● **What is asked**
Set down each entry exactly as given; pictures should not appear in the copy.

● **Records to use**
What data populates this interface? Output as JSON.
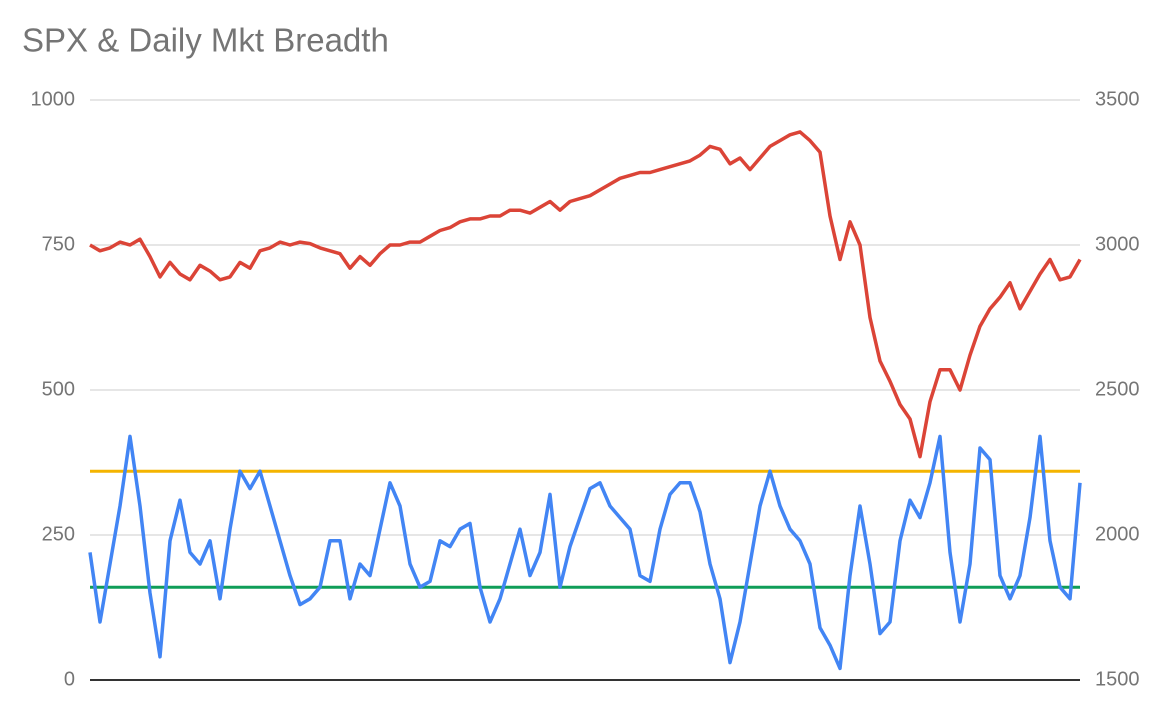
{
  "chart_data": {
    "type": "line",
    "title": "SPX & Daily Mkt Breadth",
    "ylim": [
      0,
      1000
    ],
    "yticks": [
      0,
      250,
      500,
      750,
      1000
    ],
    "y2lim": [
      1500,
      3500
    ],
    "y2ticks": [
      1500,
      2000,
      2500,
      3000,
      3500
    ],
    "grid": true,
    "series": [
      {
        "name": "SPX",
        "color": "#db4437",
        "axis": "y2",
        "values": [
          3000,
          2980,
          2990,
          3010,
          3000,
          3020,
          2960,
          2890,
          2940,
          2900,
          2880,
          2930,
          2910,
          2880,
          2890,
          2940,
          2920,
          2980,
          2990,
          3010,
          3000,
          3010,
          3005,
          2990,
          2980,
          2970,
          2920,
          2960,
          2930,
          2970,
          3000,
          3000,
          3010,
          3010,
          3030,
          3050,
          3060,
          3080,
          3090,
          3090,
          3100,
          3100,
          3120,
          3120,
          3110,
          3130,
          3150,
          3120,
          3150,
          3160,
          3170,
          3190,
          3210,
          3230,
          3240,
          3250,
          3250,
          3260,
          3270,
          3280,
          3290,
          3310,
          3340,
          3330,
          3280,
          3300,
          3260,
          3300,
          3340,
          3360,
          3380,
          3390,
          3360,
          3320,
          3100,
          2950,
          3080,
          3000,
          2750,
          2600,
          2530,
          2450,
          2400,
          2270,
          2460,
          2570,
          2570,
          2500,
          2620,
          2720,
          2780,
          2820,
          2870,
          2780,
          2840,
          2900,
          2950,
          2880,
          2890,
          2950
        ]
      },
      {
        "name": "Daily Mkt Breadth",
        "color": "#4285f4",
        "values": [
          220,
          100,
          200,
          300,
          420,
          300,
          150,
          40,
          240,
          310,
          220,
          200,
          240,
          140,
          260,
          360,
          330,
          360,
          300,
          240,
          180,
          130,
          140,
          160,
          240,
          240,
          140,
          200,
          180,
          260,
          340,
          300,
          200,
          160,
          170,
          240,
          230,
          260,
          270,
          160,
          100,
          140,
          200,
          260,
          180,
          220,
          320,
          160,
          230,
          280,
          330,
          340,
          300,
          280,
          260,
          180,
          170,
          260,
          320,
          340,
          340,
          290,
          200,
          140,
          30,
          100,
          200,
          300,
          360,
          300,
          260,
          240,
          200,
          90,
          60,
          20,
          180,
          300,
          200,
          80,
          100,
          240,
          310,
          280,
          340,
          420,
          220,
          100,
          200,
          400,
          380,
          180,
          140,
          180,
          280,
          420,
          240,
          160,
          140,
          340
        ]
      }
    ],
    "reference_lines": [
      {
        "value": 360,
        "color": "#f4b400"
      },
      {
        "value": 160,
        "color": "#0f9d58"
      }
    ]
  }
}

● **Answer for this exercise**
What data populates this interface? Output as JSON.
{
  "chart_data": {
    "type": "line",
    "title": "SPX & Daily Mkt Breadth",
    "ylim": [
      0,
      1000
    ],
    "yticks": [
      0,
      250,
      500,
      750,
      1000
    ],
    "y2lim": [
      1500,
      3500
    ],
    "y2ticks": [
      1500,
      2000,
      2500,
      3000,
      3500
    ],
    "grid": true,
    "series": [
      {
        "name": "SPX",
        "color": "#db4437",
        "axis": "y2",
        "values": [
          3000,
          2980,
          2990,
          3010,
          3000,
          3020,
          2960,
          2890,
          2940,
          2900,
          2880,
          2930,
          2910,
          2880,
          2890,
          2940,
          2920,
          2980,
          2990,
          3010,
          3000,
          3010,
          3005,
          2990,
          2980,
          2970,
          2920,
          2960,
          2930,
          2970,
          3000,
          3000,
          3010,
          3010,
          3030,
          3050,
          3060,
          3080,
          3090,
          3090,
          3100,
          3100,
          3120,
          3120,
          3110,
          3130,
          3150,
          3120,
          3150,
          3160,
          3170,
          3190,
          3210,
          3230,
          3240,
          3250,
          3250,
          3260,
          3270,
          3280,
          3290,
          3310,
          3340,
          3330,
          3280,
          3300,
          3260,
          3300,
          3340,
          3360,
          3380,
          3390,
          3360,
          3320,
          3100,
          2950,
          3080,
          3000,
          2750,
          2600,
          2530,
          2450,
          2400,
          2270,
          2460,
          2570,
          2570,
          2500,
          2620,
          2720,
          2780,
          2820,
          2870,
          2780,
          2840,
          2900,
          2950,
          2880,
          2890,
          2950
        ]
      },
      {
        "name": "Daily Mkt Breadth",
        "color": "#4285f4",
        "values": [
          220,
          100,
          200,
          300,
          420,
          300,
          150,
          40,
          240,
          310,
          220,
          200,
          240,
          140,
          260,
          360,
          330,
          360,
          300,
          240,
          180,
          130,
          140,
          160,
          240,
          240,
          140,
          200,
          180,
          260,
          340,
          300,
          200,
          160,
          170,
          240,
          230,
          260,
          270,
          160,
          100,
          140,
          200,
          260,
          180,
          220,
          320,
          160,
          230,
          280,
          330,
          340,
          300,
          280,
          260,
          180,
          170,
          260,
          320,
          340,
          340,
          290,
          200,
          140,
          30,
          100,
          200,
          300,
          360,
          300,
          260,
          240,
          200,
          90,
          60,
          20,
          180,
          300,
          200,
          80,
          100,
          240,
          310,
          280,
          340,
          420,
          220,
          100,
          200,
          400,
          380,
          180,
          140,
          180,
          280,
          420,
          240,
          160,
          140,
          340
        ]
      }
    ],
    "reference_lines": [
      {
        "value": 360,
        "color": "#f4b400"
      },
      {
        "value": 160,
        "color": "#0f9d58"
      }
    ]
  }
}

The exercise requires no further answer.